**Instructions to follow:**
Without changing a character, return the entries, but not the images they hold.

Records from a collection of figures:
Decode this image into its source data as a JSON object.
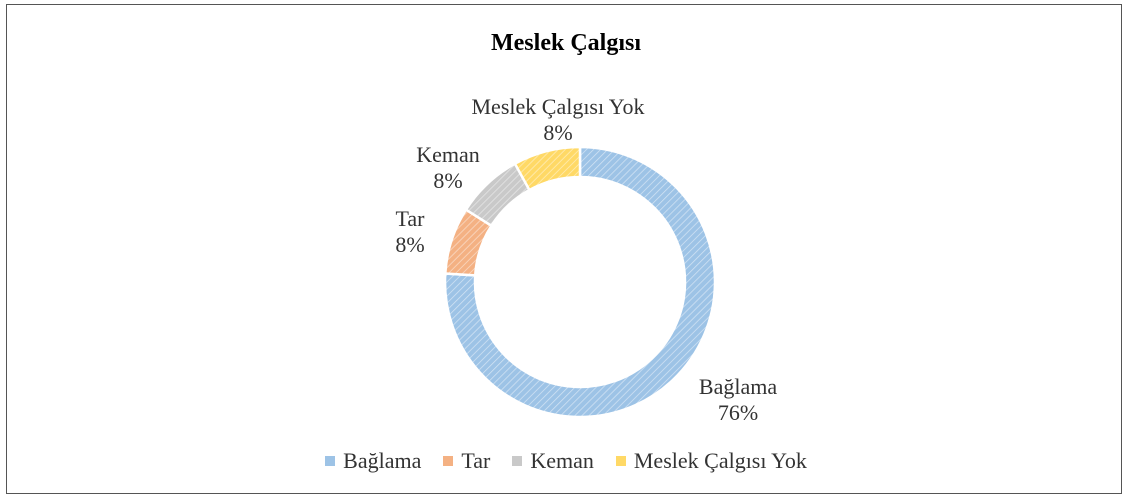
{
  "chart_data": {
    "type": "donut",
    "title": "Meslek Çalgısı",
    "categories": [
      "Bağlama",
      "Tar",
      "Keman",
      "Meslek Çalgısı Yok"
    ],
    "values": [
      76,
      8,
      8,
      8
    ],
    "value_labels": [
      "76%",
      "8%",
      "8%",
      "8%"
    ],
    "colors": [
      "#9dc3e6",
      "#f4b183",
      "#c9c9c9",
      "#ffd966"
    ],
    "legend": "bottom"
  }
}
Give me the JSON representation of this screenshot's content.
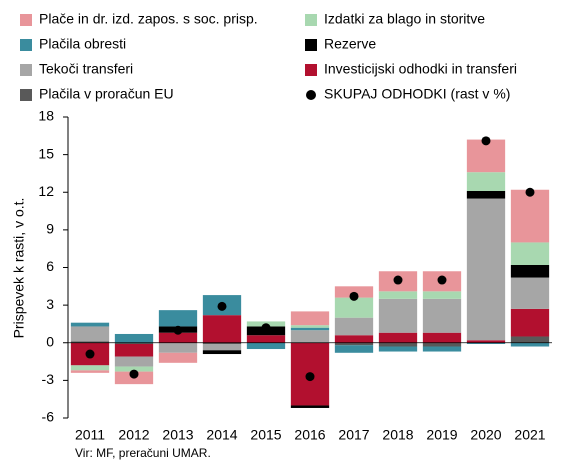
{
  "chart_data": {
    "type": "bar",
    "stacked": true,
    "y_label": "Prispevek k rasti, v o.t.",
    "source": "Vir: MF, preračuni UMAR.",
    "categories": [
      "2011",
      "2012",
      "2013",
      "2014",
      "2015",
      "2016",
      "2017",
      "2018",
      "2019",
      "2020",
      "2021"
    ],
    "ylim": [
      -6,
      18
    ],
    "yticks": [
      -6,
      -3,
      0,
      3,
      6,
      9,
      12,
      15,
      18
    ],
    "series": [
      {
        "name": "Plače in dr. izd. zapos. s soc. prisp.",
        "color": "#e8959a",
        "values": [
          -0.2,
          -1.0,
          -0.8,
          0,
          0,
          1.1,
          0.9,
          1.6,
          1.6,
          2.6,
          4.2
        ]
      },
      {
        "name": "Izdatki za blago in storitve",
        "color": "#a8d8b0",
        "values": [
          -0.4,
          -0.4,
          0,
          0,
          0.4,
          0.2,
          1.6,
          0.6,
          0.6,
          1.5,
          1.8
        ]
      },
      {
        "name": "Plačila obresti",
        "color": "#3a8c9e",
        "values": [
          0.3,
          0.7,
          1.3,
          1.6,
          -0.5,
          0.2,
          -0.6,
          -0.4,
          -0.4,
          -0.1,
          -0.3
        ]
      },
      {
        "name": "Rezerve",
        "color": "#000000",
        "values": [
          0,
          0,
          0.5,
          -0.3,
          0.7,
          -0.2,
          0,
          0,
          0,
          0.6,
          1.0
        ]
      },
      {
        "name": "Tekoči transferi",
        "color": "#a6a6a6",
        "values": [
          1.2,
          -0.8,
          -0.8,
          -0.5,
          0,
          1.0,
          1.4,
          2.7,
          2.7,
          11.3,
          2.5
        ]
      },
      {
        "name": "Investicijski odhodki in transferi",
        "color": "#b2102f",
        "values": [
          -1.8,
          -1.0,
          0.8,
          2.2,
          0.6,
          -5.0,
          0.6,
          0.8,
          0.8,
          0.2,
          2.2
        ]
      },
      {
        "name": "Plačila v proračun EU",
        "color": "#595959",
        "values": [
          0.1,
          -0.1,
          0,
          -0.1,
          0,
          0,
          -0.2,
          -0.3,
          -0.3,
          0,
          0.5
        ]
      }
    ],
    "total": {
      "name": "SKUPAJ ODHODKI (rast v %)",
      "type": "scatter",
      "color": "#000000",
      "values": [
        -0.9,
        -2.5,
        1.0,
        2.9,
        1.2,
        -2.7,
        3.7,
        5.0,
        5.0,
        16.1,
        12.0
      ]
    }
  }
}
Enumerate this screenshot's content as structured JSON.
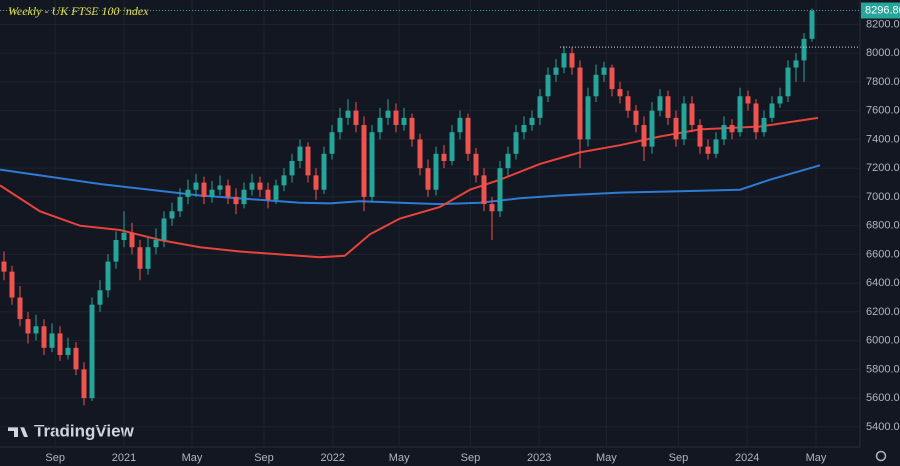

**Result below:**
Decode this image into its source data as a JSON object.
{
  "chart_data": {
    "type": "donut",
    "title": "Meslek Çalgısı",
    "categories": [
      "Bağlama",
      "Tar",
      "Keman",
      "Meslek Çalgısı Yok"
    ],
    "values": [
      76,
      8,
      8,
      8
    ],
    "value_labels": [
      "76%",
      "8%",
      "8%",
      "8%"
    ],
    "colors": [
      "#9dc3e6",
      "#f4b183",
      "#c9c9c9",
      "#ffd966"
    ],
    "legend": "bottom"
  }
}
Give me the JSON representation of this screenshot's content.
{
  "chart_data": {
    "type": "bar",
    "stacked": true,
    "y_label": "Prispevek k rasti, v o.t.",
    "source": "Vir: MF, preračuni UMAR.",
    "categories": [
      "2011",
      "2012",
      "2013",
      "2014",
      "2015",
      "2016",
      "2017",
      "2018",
      "2019",
      "2020",
      "2021"
    ],
    "ylim": [
      -6,
      18
    ],
    "yticks": [
      -6,
      -3,
      0,
      3,
      6,
      9,
      12,
      15,
      18
    ],
    "series": [
      {
        "name": "Plače in dr. izd. zapos. s soc. prisp.",
        "color": "#e8959a",
        "values": [
          -0.2,
          -1.0,
          -0.8,
          0,
          0,
          1.1,
          0.9,
          1.6,
          1.6,
          2.6,
          4.2
        ]
      },
      {
        "name": "Izdatki za blago in storitve",
        "color": "#a8d8b0",
        "values": [
          -0.4,
          -0.4,
          0,
          0,
          0.4,
          0.2,
          1.6,
          0.6,
          0.6,
          1.5,
          1.8
        ]
      },
      {
        "name": "Plačila obresti",
        "color": "#3a8c9e",
        "values": [
          0.3,
          0.7,
          1.3,
          1.6,
          -0.5,
          0.2,
          -0.6,
          -0.4,
          -0.4,
          -0.1,
          -0.3
        ]
      },
      {
        "name": "Rezerve",
        "color": "#000000",
        "values": [
          0,
          0,
          0.5,
          -0.3,
          0.7,
          -0.2,
          0,
          0,
          0,
          0.6,
          1.0
        ]
      },
      {
        "name": "Tekoči transferi",
        "color": "#a6a6a6",
        "values": [
          1.2,
          -0.8,
          -0.8,
          -0.5,
          0,
          1.0,
          1.4,
          2.7,
          2.7,
          11.3,
          2.5
        ]
      },
      {
        "name": "Investicijski odhodki in transferi",
        "color": "#b2102f",
        "values": [
          -1.8,
          -1.0,
          0.8,
          2.2,
          0.6,
          -5.0,
          0.6,
          0.8,
          0.8,
          0.2,
          2.2
        ]
      },
      {
        "name": "Plačila v proračun EU",
        "color": "#595959",
        "values": [
          0.1,
          -0.1,
          0,
          -0.1,
          0,
          0,
          -0.2,
          -0.3,
          -0.3,
          0,
          0.5
        ]
      }
    ],
    "total": {
      "name": "SKUPAJ ODHODKI (rast v %)",
      "type": "scatter",
      "color": "#000000",
      "values": [
        -0.9,
        -2.5,
        1.0,
        2.9,
        1.2,
        -2.7,
        3.7,
        5.0,
        5.0,
        16.1,
        12.0
      ]
    }
  }
}
Enumerate this screenshot's content as structured JSON.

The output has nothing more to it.